(Task objective)
Each entry below is to be printed verbatim.

(Data section)

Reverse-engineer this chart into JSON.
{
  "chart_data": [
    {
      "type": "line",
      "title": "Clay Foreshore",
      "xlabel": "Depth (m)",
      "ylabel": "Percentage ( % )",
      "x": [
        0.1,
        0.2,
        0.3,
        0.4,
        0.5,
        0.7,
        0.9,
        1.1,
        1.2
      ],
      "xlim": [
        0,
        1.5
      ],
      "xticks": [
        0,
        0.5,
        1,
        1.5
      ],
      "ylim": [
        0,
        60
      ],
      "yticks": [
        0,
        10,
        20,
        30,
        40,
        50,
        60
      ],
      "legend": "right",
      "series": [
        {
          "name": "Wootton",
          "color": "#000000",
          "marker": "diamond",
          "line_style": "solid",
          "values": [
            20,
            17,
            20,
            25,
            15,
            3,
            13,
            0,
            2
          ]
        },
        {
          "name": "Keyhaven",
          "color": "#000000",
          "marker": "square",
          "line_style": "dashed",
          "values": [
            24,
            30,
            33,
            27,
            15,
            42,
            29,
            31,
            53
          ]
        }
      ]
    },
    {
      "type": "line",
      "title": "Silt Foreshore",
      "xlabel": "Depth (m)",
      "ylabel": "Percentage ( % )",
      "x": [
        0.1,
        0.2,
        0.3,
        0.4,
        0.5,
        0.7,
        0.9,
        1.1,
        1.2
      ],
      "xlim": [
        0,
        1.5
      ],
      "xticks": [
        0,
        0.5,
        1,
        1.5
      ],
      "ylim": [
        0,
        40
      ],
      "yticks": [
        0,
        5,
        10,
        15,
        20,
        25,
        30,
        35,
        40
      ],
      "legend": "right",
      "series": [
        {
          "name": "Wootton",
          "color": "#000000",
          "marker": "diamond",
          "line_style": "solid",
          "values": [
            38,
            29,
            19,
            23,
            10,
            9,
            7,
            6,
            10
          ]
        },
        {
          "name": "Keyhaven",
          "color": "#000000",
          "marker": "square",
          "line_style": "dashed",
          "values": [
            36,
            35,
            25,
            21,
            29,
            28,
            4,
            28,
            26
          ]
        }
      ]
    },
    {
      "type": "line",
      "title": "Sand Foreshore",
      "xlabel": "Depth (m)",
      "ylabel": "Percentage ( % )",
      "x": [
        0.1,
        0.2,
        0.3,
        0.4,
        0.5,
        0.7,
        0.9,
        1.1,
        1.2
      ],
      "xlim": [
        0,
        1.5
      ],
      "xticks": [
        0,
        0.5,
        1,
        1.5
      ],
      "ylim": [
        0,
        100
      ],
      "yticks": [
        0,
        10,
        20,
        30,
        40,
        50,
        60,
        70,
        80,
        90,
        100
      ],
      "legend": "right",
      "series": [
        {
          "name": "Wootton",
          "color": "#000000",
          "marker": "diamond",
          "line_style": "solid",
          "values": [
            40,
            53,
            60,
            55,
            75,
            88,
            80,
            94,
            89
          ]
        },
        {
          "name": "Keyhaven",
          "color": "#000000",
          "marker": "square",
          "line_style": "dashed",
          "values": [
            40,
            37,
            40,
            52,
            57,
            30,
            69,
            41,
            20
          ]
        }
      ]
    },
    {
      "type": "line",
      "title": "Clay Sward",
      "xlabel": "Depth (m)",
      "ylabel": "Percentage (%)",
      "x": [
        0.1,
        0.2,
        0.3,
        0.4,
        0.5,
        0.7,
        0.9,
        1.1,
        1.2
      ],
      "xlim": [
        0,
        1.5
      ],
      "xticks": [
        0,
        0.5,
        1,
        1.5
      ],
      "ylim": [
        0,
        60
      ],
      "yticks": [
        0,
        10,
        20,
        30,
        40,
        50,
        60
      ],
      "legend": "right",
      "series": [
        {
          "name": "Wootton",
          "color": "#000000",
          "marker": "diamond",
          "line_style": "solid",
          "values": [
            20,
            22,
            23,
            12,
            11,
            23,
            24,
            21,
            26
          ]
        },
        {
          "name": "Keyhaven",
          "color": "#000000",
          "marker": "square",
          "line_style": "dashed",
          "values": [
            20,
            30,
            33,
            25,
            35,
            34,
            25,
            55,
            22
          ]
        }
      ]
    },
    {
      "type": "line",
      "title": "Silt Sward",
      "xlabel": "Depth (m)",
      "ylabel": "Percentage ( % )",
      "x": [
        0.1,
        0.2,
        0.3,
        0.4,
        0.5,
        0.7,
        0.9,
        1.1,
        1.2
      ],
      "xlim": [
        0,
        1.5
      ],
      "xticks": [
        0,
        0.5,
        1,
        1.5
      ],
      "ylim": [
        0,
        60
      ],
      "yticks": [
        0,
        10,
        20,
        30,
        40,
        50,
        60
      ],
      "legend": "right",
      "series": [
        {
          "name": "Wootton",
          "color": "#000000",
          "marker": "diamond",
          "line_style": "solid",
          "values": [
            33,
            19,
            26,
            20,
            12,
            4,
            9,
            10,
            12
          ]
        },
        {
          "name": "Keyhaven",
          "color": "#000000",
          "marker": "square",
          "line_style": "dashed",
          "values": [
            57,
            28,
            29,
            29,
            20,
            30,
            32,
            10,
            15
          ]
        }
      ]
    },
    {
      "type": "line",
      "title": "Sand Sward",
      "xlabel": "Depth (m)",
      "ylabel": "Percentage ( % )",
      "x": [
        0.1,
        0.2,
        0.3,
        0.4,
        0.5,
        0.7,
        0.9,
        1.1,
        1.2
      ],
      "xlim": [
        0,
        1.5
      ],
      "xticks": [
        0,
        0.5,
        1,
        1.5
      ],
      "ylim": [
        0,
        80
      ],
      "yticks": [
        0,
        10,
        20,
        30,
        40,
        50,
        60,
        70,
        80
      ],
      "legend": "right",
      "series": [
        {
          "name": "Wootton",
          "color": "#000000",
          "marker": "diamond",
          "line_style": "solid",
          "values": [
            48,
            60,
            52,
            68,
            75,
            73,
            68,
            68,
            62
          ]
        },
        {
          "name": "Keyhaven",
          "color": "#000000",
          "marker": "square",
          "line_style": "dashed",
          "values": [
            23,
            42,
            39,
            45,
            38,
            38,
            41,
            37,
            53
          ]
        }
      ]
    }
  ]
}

(Right answer)
Reverse-engineer this chart into JSON.
{
  "chart_data": [
    {
      "type": "line",
      "title": "Clay Foreshore",
      "xlabel": "Depth (m)",
      "ylabel": "Percentage ( % )",
      "x": [
        0.1,
        0.2,
        0.3,
        0.4,
        0.5,
        0.7,
        0.9,
        1.1,
        1.2
      ],
      "xlim": [
        0,
        1.5
      ],
      "xticks": [
        0,
        0.5,
        1,
        1.5
      ],
      "ylim": [
        0,
        60
      ],
      "yticks": [
        0,
        10,
        20,
        30,
        40,
        50,
        60
      ],
      "legend": "right",
      "series": [
        {
          "name": "Wootton",
          "color": "#000000",
          "marker": "diamond",
          "line_style": "solid",
          "values": [
            20,
            17,
            20,
            25,
            15,
            3,
            13,
            0,
            2
          ]
        },
        {
          "name": "Keyhaven",
          "color": "#000000",
          "marker": "square",
          "line_style": "dashed",
          "values": [
            24,
            30,
            33,
            27,
            15,
            42,
            29,
            31,
            53
          ]
        }
      ]
    },
    {
      "type": "line",
      "title": "Silt Foreshore",
      "xlabel": "Depth (m)",
      "ylabel": "Percentage ( % )",
      "x": [
        0.1,
        0.2,
        0.3,
        0.4,
        0.5,
        0.7,
        0.9,
        1.1,
        1.2
      ],
      "xlim": [
        0,
        1.5
      ],
      "xticks": [
        0,
        0.5,
        1,
        1.5
      ],
      "ylim": [
        0,
        40
      ],
      "yticks": [
        0,
        5,
        10,
        15,
        20,
        25,
        30,
        35,
        40
      ],
      "legend": "right",
      "series": [
        {
          "name": "Wootton",
          "color": "#000000",
          "marker": "diamond",
          "line_style": "solid",
          "values": [
            38,
            29,
            19,
            23,
            10,
            9,
            7,
            6,
            10
          ]
        },
        {
          "name": "Keyhaven",
          "color": "#000000",
          "marker": "square",
          "line_style": "dashed",
          "values": [
            36,
            35,
            25,
            21,
            29,
            28,
            4,
            28,
            26
          ]
        }
      ]
    },
    {
      "type": "line",
      "title": "Sand Foreshore",
      "xlabel": "Depth (m)",
      "ylabel": "Percentage ( % )",
      "x": [
        0.1,
        0.2,
        0.3,
        0.4,
        0.5,
        0.7,
        0.9,
        1.1,
        1.2
      ],
      "xlim": [
        0,
        1.5
      ],
      "xticks": [
        0,
        0.5,
        1,
        1.5
      ],
      "ylim": [
        0,
        100
      ],
      "yticks": [
        0,
        10,
        20,
        30,
        40,
        50,
        60,
        70,
        80,
        90,
        100
      ],
      "legend": "right",
      "series": [
        {
          "name": "Wootton",
          "color": "#000000",
          "marker": "diamond",
          "line_style": "solid",
          "values": [
            40,
            53,
            60,
            55,
            75,
            88,
            80,
            94,
            89
          ]
        },
        {
          "name": "Keyhaven",
          "color": "#000000",
          "marker": "square",
          "line_style": "dashed",
          "values": [
            40,
            37,
            40,
            52,
            57,
            30,
            69,
            41,
            20
          ]
        }
      ]
    },
    {
      "type": "line",
      "title": "Clay Sward",
      "xlabel": "Depth (m)",
      "ylabel": "Percentage (%)",
      "x": [
        0.1,
        0.2,
        0.3,
        0.4,
        0.5,
        0.7,
        0.9,
        1.1,
        1.2
      ],
      "xlim": [
        0,
        1.5
      ],
      "xticks": [
        0,
        0.5,
        1,
        1.5
      ],
      "ylim": [
        0,
        60
      ],
      "yticks": [
        0,
        10,
        20,
        30,
        40,
        50,
        60
      ],
      "legend": "right",
      "series": [
        {
          "name": "Wootton",
          "color": "#000000",
          "marker": "diamond",
          "line_style": "solid",
          "values": [
            20,
            22,
            23,
            12,
            11,
            23,
            24,
            21,
            26
          ]
        },
        {
          "name": "Keyhaven",
          "color": "#000000",
          "marker": "square",
          "line_style": "dashed",
          "values": [
            20,
            30,
            33,
            25,
            35,
            34,
            25,
            55,
            22
          ]
        }
      ]
    },
    {
      "type": "line",
      "title": "Silt Sward",
      "xlabel": "Depth (m)",
      "ylabel": "Percentage ( % )",
      "x": [
        0.1,
        0.2,
        0.3,
        0.4,
        0.5,
        0.7,
        0.9,
        1.1,
        1.2
      ],
      "xlim": [
        0,
        1.5
      ],
      "xticks": [
        0,
        0.5,
        1,
        1.5
      ],
      "ylim": [
        0,
        60
      ],
      "yticks": [
        0,
        10,
        20,
        30,
        40,
        50,
        60
      ],
      "legend": "right",
      "series": [
        {
          "name": "Wootton",
          "color": "#000000",
          "marker": "diamond",
          "line_style": "solid",
          "values": [
            33,
            19,
            26,
            20,
            12,
            4,
            9,
            10,
            12
          ]
        },
        {
          "name": "Keyhaven",
          "color": "#000000",
          "marker": "square",
          "line_style": "dashed",
          "values": [
            57,
            28,
            29,
            29,
            20,
            30,
            32,
            10,
            15
          ]
        }
      ]
    },
    {
      "type": "line",
      "title": "Sand Sward",
      "xlabel": "Depth (m)",
      "ylabel": "Percentage ( % )",
      "x": [
        0.1,
        0.2,
        0.3,
        0.4,
        0.5,
        0.7,
        0.9,
        1.1,
        1.2
      ],
      "xlim": [
        0,
        1.5
      ],
      "xticks": [
        0,
        0.5,
        1,
        1.5
      ],
      "ylim": [
        0,
        80
      ],
      "yticks": [
        0,
        10,
        20,
        30,
        40,
        50,
        60,
        70,
        80
      ],
      "legend": "right",
      "series": [
        {
          "name": "Wootton",
          "color": "#000000",
          "marker": "diamond",
          "line_style": "solid",
          "values": [
            48,
            60,
            52,
            68,
            75,
            73,
            68,
            68,
            62
          ]
        },
        {
          "name": "Keyhaven",
          "color": "#000000",
          "marker": "square",
          "line_style": "dashed",
          "values": [
            23,
            42,
            39,
            45,
            38,
            38,
            41,
            37,
            53
          ]
        }
      ]
    }
  ]
}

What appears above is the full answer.